**DATA LINES:**
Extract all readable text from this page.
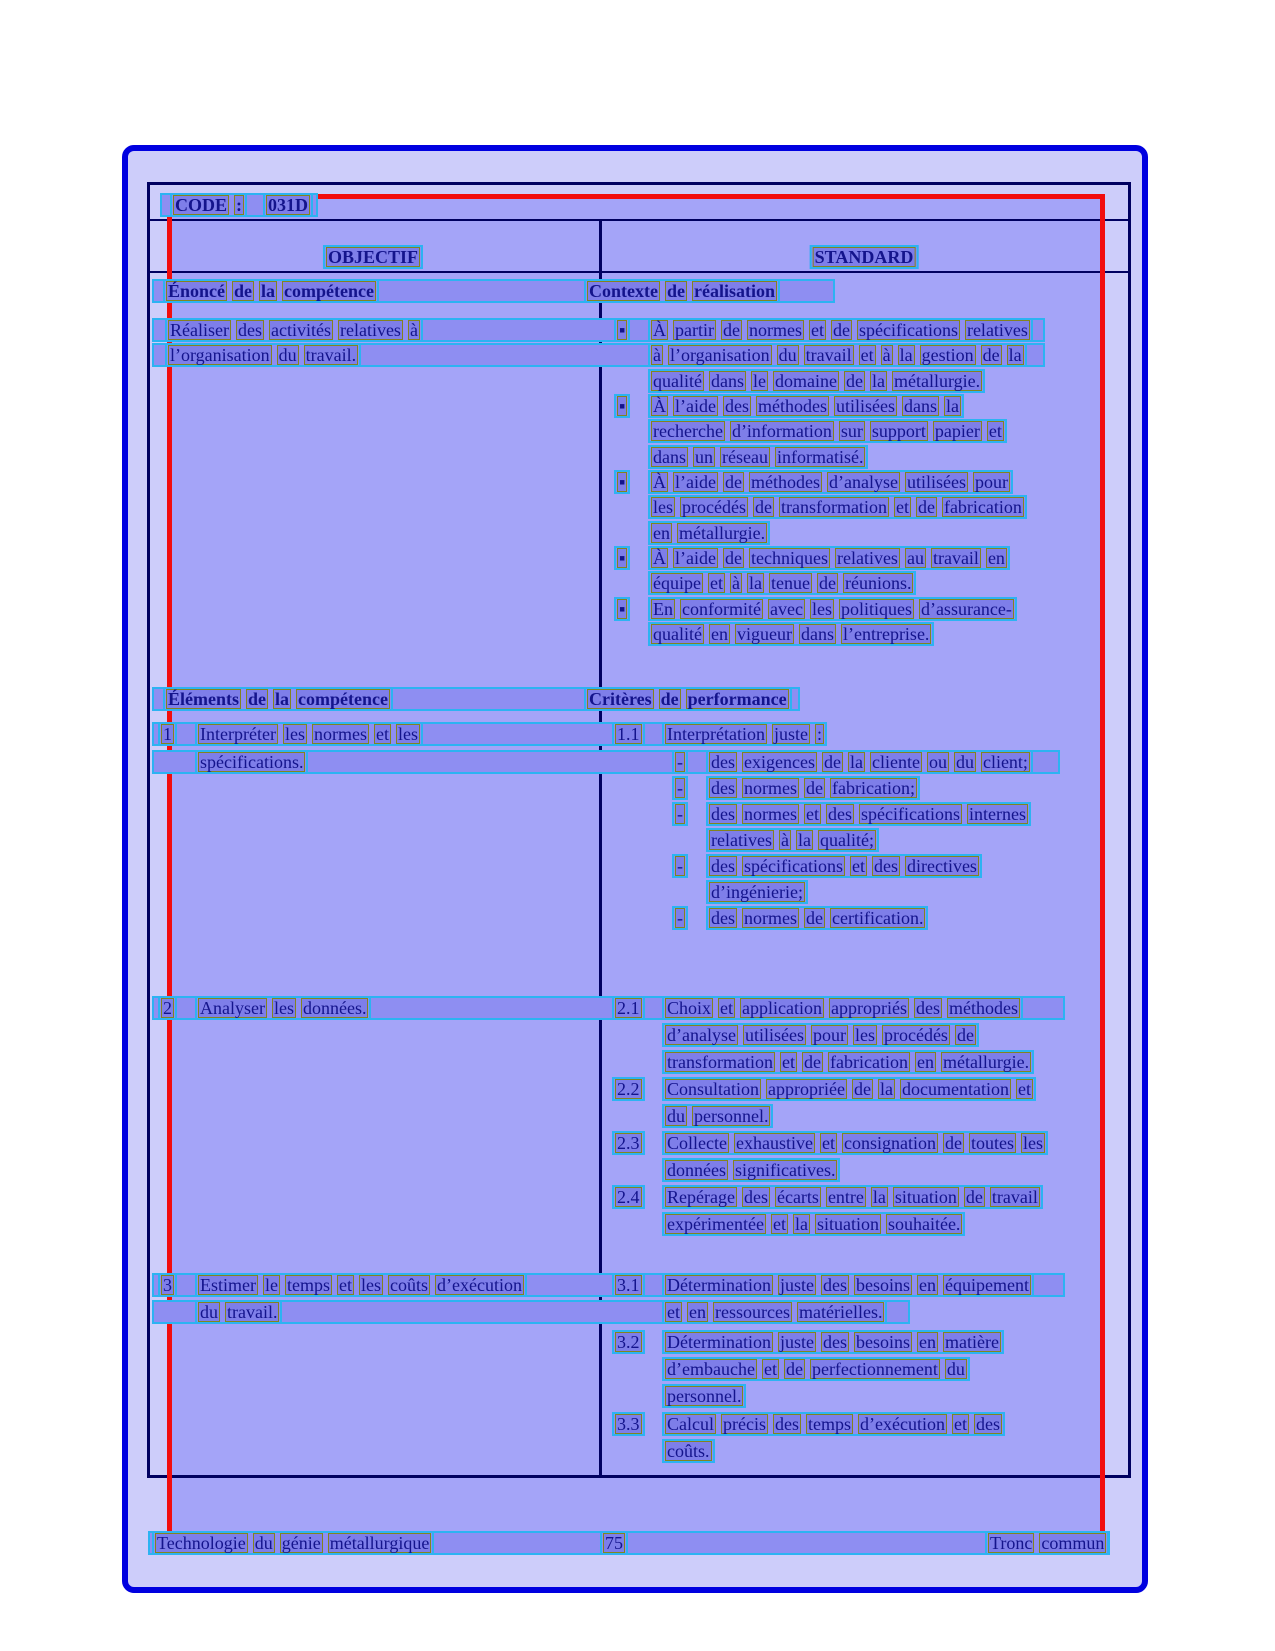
CODE : 031D
OBJECTIF	STANDARD
Énoncé de la compétence	Contexte de réalisation
Réaliser des activités relatives à	▪ À partir de normes et de spécifications relatives
l’organisation du travail.	à l’organisation du travail et à la gestion de la
qualité dans le domaine de la métallurgie.
▪ À l’aide des méthodes utilisées dans la
recherche d’information sur support papier et
dans un réseau informatisé.
▪ À l’aide de méthodes d’analyse utilisées pour
les procédés de transformation et de fabrication
en métallurgie.
▪ À l’aide de techniques relatives au travail en
équipe et à la tenue de réunions.
▪ En conformité avec les politiques d’assurance-
qualité en vigueur dans l’entreprise.
Éléments de la compétence	Critères de performance
1 Interpréter les normes et les	1.1 Interprétation juste :
spécifications.	- des exigences de la cliente ou du client;
- des normes de fabrication;
- des normes et des spécifications internes
relatives à la qualité;
- des spécifications et des directives
d’ingénierie;
- des normes de certification.
2 Analyser les données.	2.1 Choix et application appropriés des méthodes
d’analyse utilisées pour les procédés de
transformation et de fabrication en métallurgie.
2.2 Consultation appropriée de la documentation et
du personnel.
2.3 Collecte exhaustive et consignation de toutes les
données significatives.
2.4 Repérage des écarts entre la situation de travail
expérimentée et la situation souhaitée.
3 Estimer le temps et les coûts d’exécution	3.1 Détermination juste des besoins en équipement
du travail.	et en ressources matérielles.
3.2 Détermination juste des besoins en matière
d’embauche et de perfectionnement du
personnel.
3.3 Calcul précis des temps d’exécution et des
coûts.
Technologie du génie métallurgique	75	Tronc commun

**EXERCISE TASK:** Your copy should repeat each entry above exactly but contain no pictures.

**TASK SOLUTION:**
Extract all readable text from this page.
CODE : 031D
OBJECTIF	STANDARD
Énoncé de la compétence	Contexte de réalisation
Réaliser des activités relatives à	▪ À partir de normes et de spécifications relatives
l’organisation du travail.	à l’organisation du travail et à la gestion de la
qualité dans le domaine de la métallurgie.
▪ À l’aide des méthodes utilisées dans la
recherche d’information sur support papier et
dans un réseau informatisé.
▪ À l’aide de méthodes d’analyse utilisées pour
les procédés de transformation et de fabrication
en métallurgie.
▪ À l’aide de techniques relatives au travail en
équipe et à la tenue de réunions.
▪ En conformité avec les politiques d’assurance-
qualité en vigueur dans l’entreprise.
Éléments de la compétence	Critères de performance
1 Interpréter les normes et les	1.1 Interprétation juste :
spécifications.	- des exigences de la cliente ou du client;
- des normes de fabrication;
- des normes et des spécifications internes
relatives à la qualité;
- des spécifications et des directives
d’ingénierie;
- des normes de certification.
2 Analyser les données.	2.1 Choix et application appropriés des méthodes
d’analyse utilisées pour les procédés de
transformation et de fabrication en métallurgie.
2.2 Consultation appropriée de la documentation et
du personnel.
2.3 Collecte exhaustive et consignation de toutes les
données significatives.
2.4 Repérage des écarts entre la situation de travail
expérimentée et la situation souhaitée.
3 Estimer le temps et les coûts d’exécution	3.1 Détermination juste des besoins en équipement
du travail.	et en ressources matérielles.
3.2 Détermination juste des besoins en matière
d’embauche et de perfectionnement du
personnel.
3.3 Calcul précis des temps d’exécution et des
coûts.
Technologie du génie métallurgique	75	Tronc commun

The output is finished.